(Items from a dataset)
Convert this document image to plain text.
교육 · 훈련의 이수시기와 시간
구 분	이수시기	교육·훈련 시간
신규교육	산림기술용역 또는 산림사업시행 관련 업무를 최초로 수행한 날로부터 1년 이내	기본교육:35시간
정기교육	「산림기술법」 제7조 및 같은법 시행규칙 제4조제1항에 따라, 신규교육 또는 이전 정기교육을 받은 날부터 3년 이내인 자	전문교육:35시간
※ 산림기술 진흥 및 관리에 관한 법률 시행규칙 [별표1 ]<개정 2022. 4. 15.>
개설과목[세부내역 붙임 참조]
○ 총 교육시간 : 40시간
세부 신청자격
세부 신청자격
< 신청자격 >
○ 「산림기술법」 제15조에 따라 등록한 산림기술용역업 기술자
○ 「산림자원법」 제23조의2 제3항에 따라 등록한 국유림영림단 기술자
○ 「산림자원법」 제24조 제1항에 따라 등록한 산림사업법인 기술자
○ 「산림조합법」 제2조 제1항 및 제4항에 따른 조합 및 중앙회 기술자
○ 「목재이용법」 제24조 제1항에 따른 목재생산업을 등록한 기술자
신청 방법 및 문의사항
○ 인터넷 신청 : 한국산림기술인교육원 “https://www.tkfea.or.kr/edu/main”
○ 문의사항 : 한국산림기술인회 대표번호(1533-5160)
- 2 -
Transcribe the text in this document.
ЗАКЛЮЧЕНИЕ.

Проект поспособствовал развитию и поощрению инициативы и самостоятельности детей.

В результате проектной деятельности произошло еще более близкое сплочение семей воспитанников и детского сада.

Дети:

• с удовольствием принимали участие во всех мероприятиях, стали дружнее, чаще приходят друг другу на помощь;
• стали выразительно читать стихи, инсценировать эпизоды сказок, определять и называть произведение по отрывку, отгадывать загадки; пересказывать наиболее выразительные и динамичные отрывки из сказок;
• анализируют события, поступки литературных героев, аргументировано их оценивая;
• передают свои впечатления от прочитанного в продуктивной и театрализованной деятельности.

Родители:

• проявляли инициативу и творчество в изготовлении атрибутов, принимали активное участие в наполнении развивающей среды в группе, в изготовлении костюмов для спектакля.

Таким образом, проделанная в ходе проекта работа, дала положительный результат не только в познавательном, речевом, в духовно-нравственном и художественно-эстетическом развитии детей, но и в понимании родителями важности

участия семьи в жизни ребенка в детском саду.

Task to complete: Reproduce, word for word, every line starting at the line that contains "Transcribe the text in this document." and ending with the final line of the entries.

Full output:
Transcribe the text in this document.
ЗАКЛЮЧЕНИЕ.

Проект поспособствовал развитию и поощрению инициативы и самостоятельности детей.

В результате проектной деятельности произошло еще более близкое сплочение семей воспитанников и детского сада.

Дети:

• с удовольствием принимали участие во всех мероприятиях, стали дружнее, чаще приходят друг другу на помощь;
• стали выразительно читать стихи, инсценировать эпизоды сказок, определять и называть произведение по отрывку, отгадывать загадки; пересказывать наиболее выразительные и динамичные отрывки из сказок;
• анализируют события, поступки литературных героев, аргументировано их оценивая;
• передают свои впечатления от прочитанного в продуктивной и театрализованной деятельности.

Родители:

• проявляли инициативу и творчество в изготовлении атрибутов, принимали активное участие в наполнении развивающей среды в группе, в изготовлении костюмов для спектакля.

Таким образом, проделанная в ходе проекта работа, дала положительный результат не только в познавательном, речевом, в духовно-нравственном и художественно-эстетическом развитии детей, но и в понимании родителями важности

участия семьи в жизни ребенка в детском саду.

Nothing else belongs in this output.